* Begin DATASET EXTRACT *
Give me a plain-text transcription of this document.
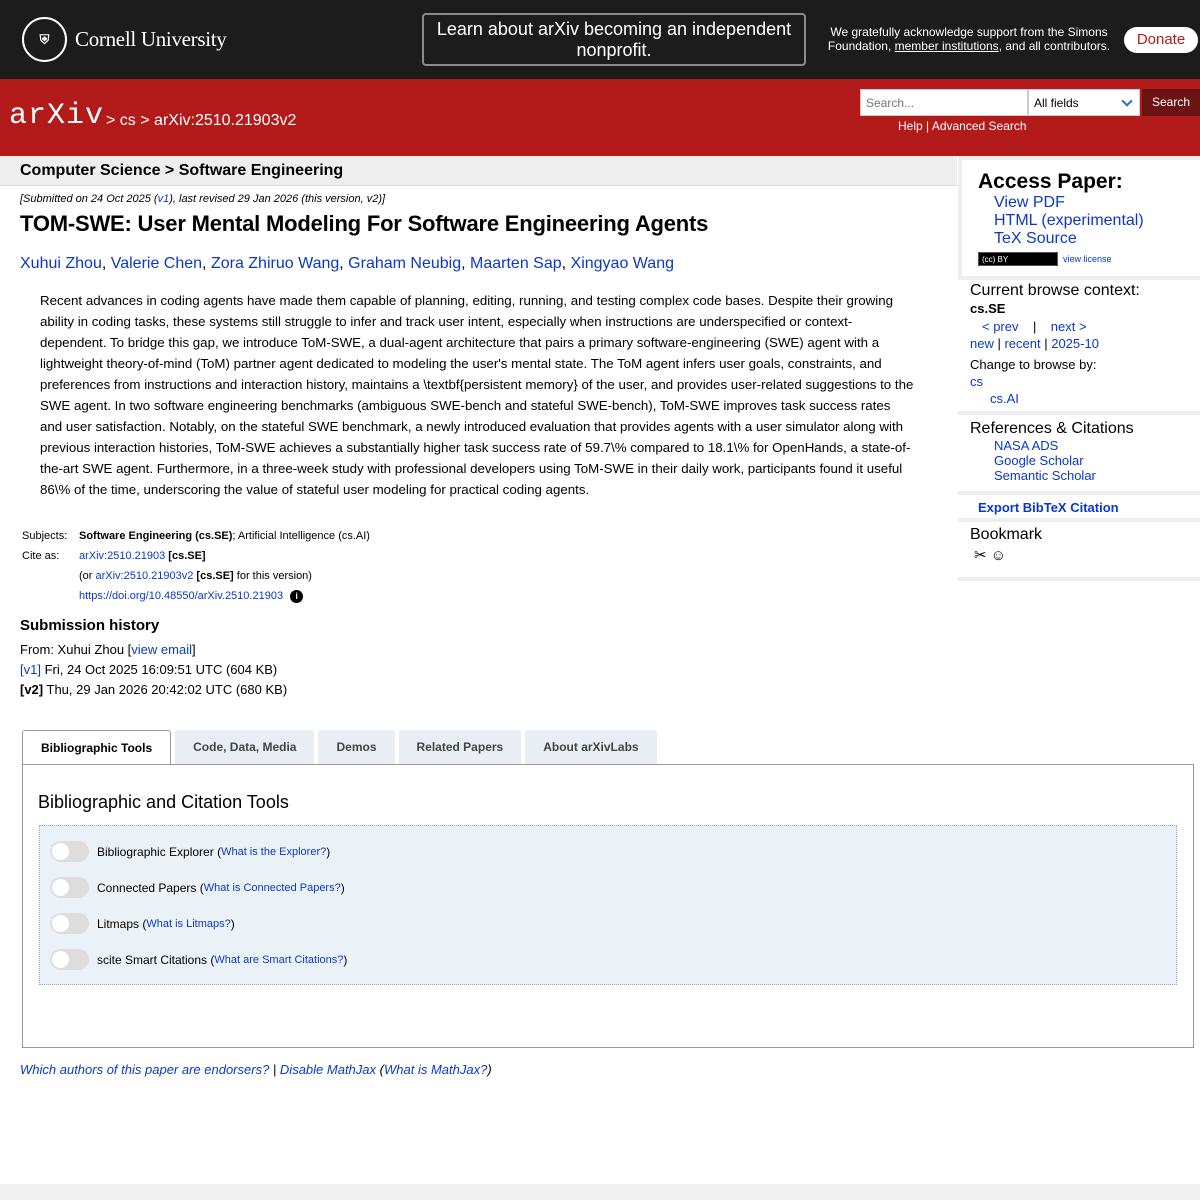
⛨	Cornell University	Learn about arXiv becoming an independent nonprofit.
We gratefully acknowledge support from the Simons Foundation, member institutions, and all contributors.	Donate
arXiv > cs > arXiv:2510.21903v2
Search...	All fields	Search
Help | Advanced Search
Computer Science > Software Engineering
[Submitted on 24 Oct 2025 (v1), last revised 29 Jan 2026 (this version, v2)]
TOM-SWE: User Mental Modeling For Software Engineering Agents
Xuhui Zhou, Valerie Chen, Zora Zhiruo Wang, Graham Neubig, Maarten Sap, Xingyao Wang
Recent advances in coding agents have made them capable of planning, editing, running, and testing complex code bases. Despite their growing ability in coding tasks, these systems still struggle to infer and track user intent, especially when instructions are underspecified or context-dependent. To bridge this gap, we introduce ToM-SWE, a dual-agent architecture that pairs a primary software-engineering (SWE) agent with a lightweight theory-of-mind (ToM) partner agent dedicated to modeling the user's mental state. The ToM agent infers user goals, constraints, and preferences from instructions and interaction history, maintains a \textbf{persistent memory} of the user, and provides user-related suggestions to the SWE agent. In two software engineering benchmarks (ambiguous SWE-bench and stateful SWE-bench), ToM-SWE improves task success rates and user satisfaction. Notably, on the stateful SWE benchmark, a newly introduced evaluation that provides agents with a user simulator along with previous interaction histories, ToM-SWE achieves a substantially higher task success rate of 59.7\% compared to 18.1\% for OpenHands, a state-of-the-art SWE agent. Furthermore, in a three-week study with professional developers using ToM-SWE in their daily work, participants found it useful 86\% of the time, underscoring the value of stateful user modeling for practical coding agents.
Subjects:	Software Engineering (cs.SE); Artificial Intelligence (cs.AI)
Cite as:	arXiv:2510.21903 [cs.SE]
(or arXiv:2510.21903v2 [cs.SE] for this version)
https://doi.org/10.48550/arXiv.2510.21903 i
Submission history
From: Xuhui Zhou [view email]
[v1] Fri, 24 Oct 2025 16:09:51 UTC (604 KB)
[v2] Thu, 29 Jan 2026 20:42:02 UTC (680 KB)
Access Paper:
View PDF
HTML (experimental)
TeX Source
(cc) BY	view license
Current browse context:
cs.SE
< prev | next >
new | recent | 2025-10
Change to browse by:
cs
cs.AI
References & Citations
NASA ADS
Google Scholar
Semantic Scholar
Export BibTeX Citation
Bookmark
✂ ☺
Bibliographic Tools	Code, Data, Media	Demos	Related Papers	About arXivLabs
Bibliographic and Citation Tools
Bibliographic Explorer ( What is the Explorer? )
Connected Papers ( What is Connected Papers? )
Litmaps ( What is Litmaps? )
scite Smart Citations ( What are Smart Citations? )
Which authors of this paper are endorsers? | Disable MathJax (What is MathJax?)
* End DATASET EXTRACT *
## YOUR INSTRUCTIONS:
Leave out the pictures and give the listing above again exactly.

## FULL SOLUTION:
Give me a plain-text transcription of this document.
⛨	Cornell University	Learn about arXiv becoming an independent nonprofit.
We gratefully acknowledge support from the Simons Foundation, member institutions, and all contributors.	Donate
arXiv > cs > arXiv:2510.21903v2
Search...	All fields	Search
Help | Advanced Search
Computer Science > Software Engineering
[Submitted on 24 Oct 2025 (v1), last revised 29 Jan 2026 (this version, v2)]
TOM-SWE: User Mental Modeling For Software Engineering Agents
Xuhui Zhou, Valerie Chen, Zora Zhiruo Wang, Graham Neubig, Maarten Sap, Xingyao Wang
Recent advances in coding agents have made them capable of planning, editing, running, and testing complex code bases. Despite their growing ability in coding tasks, these systems still struggle to infer and track user intent, especially when instructions are underspecified or context-dependent. To bridge this gap, we introduce ToM-SWE, a dual-agent architecture that pairs a primary software-engineering (SWE) agent with a lightweight theory-of-mind (ToM) partner agent dedicated to modeling the user's mental state. The ToM agent infers user goals, constraints, and preferences from instructions and interaction history, maintains a \textbf{persistent memory} of the user, and provides user-related suggestions to the SWE agent. In two software engineering benchmarks (ambiguous SWE-bench and stateful SWE-bench), ToM-SWE improves task success rates and user satisfaction. Notably, on the stateful SWE benchmark, a newly introduced evaluation that provides agents with a user simulator along with previous interaction histories, ToM-SWE achieves a substantially higher task success rate of 59.7\% compared to 18.1\% for OpenHands, a state-of-the-art SWE agent. Furthermore, in a three-week study with professional developers using ToM-SWE in their daily work, participants found it useful 86\% of the time, underscoring the value of stateful user modeling for practical coding agents.
Subjects:	Software Engineering (cs.SE); Artificial Intelligence (cs.AI)
Cite as:	arXiv:2510.21903 [cs.SE]
(or arXiv:2510.21903v2 [cs.SE] for this version)
https://doi.org/10.48550/arXiv.2510.21903 i
Submission history
From: Xuhui Zhou [view email]
[v1] Fri, 24 Oct 2025 16:09:51 UTC (604 KB)
[v2] Thu, 29 Jan 2026 20:42:02 UTC (680 KB)
Access Paper:
View PDF
HTML (experimental)
TeX Source
(cc) BY	view license
Current browse context:
cs.SE
< prev | next >
new | recent | 2025-10
Change to browse by:
cs
cs.AI
References & Citations
NASA ADS
Google Scholar
Semantic Scholar
Export BibTeX Citation
Bookmark
✂ ☺
Bibliographic Tools	Code, Data, Media	Demos	Related Papers	About arXivLabs
Bibliographic and Citation Tools
Bibliographic Explorer ( What is the Explorer? )
Connected Papers ( What is Connected Papers? )
Litmaps ( What is Litmaps? )
scite Smart Citations ( What are Smart Citations? )
Which authors of this paper are endorsers? | Disable MathJax (What is MathJax?)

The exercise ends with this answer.